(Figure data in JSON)

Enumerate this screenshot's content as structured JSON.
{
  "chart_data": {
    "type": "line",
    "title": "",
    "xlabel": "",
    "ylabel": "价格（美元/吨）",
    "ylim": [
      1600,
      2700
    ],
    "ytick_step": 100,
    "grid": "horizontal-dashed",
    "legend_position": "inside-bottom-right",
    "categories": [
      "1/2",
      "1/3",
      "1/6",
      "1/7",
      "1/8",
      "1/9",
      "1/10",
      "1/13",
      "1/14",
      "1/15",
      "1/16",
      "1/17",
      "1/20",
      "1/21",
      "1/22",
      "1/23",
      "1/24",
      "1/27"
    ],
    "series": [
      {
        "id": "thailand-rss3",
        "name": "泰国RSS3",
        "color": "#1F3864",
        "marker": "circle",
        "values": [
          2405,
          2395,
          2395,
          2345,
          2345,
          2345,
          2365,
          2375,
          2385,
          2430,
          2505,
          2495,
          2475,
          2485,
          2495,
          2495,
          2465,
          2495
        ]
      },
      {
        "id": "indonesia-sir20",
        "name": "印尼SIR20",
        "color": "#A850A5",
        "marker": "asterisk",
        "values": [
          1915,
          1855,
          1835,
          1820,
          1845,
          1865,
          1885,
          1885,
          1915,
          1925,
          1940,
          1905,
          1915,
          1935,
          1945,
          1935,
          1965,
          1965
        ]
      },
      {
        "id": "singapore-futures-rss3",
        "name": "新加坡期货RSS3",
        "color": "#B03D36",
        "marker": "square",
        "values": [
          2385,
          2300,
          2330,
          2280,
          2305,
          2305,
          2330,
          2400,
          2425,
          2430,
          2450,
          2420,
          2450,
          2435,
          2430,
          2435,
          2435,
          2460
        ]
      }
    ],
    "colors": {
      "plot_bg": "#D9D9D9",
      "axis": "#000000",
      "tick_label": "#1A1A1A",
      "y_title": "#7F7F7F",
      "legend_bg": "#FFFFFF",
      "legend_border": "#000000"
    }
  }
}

### What you should do
Copy each line of the records containing the string "marker".

### Result of the task
        "marker": "circle",
        "marker": "asterisk",
        "marker": "square",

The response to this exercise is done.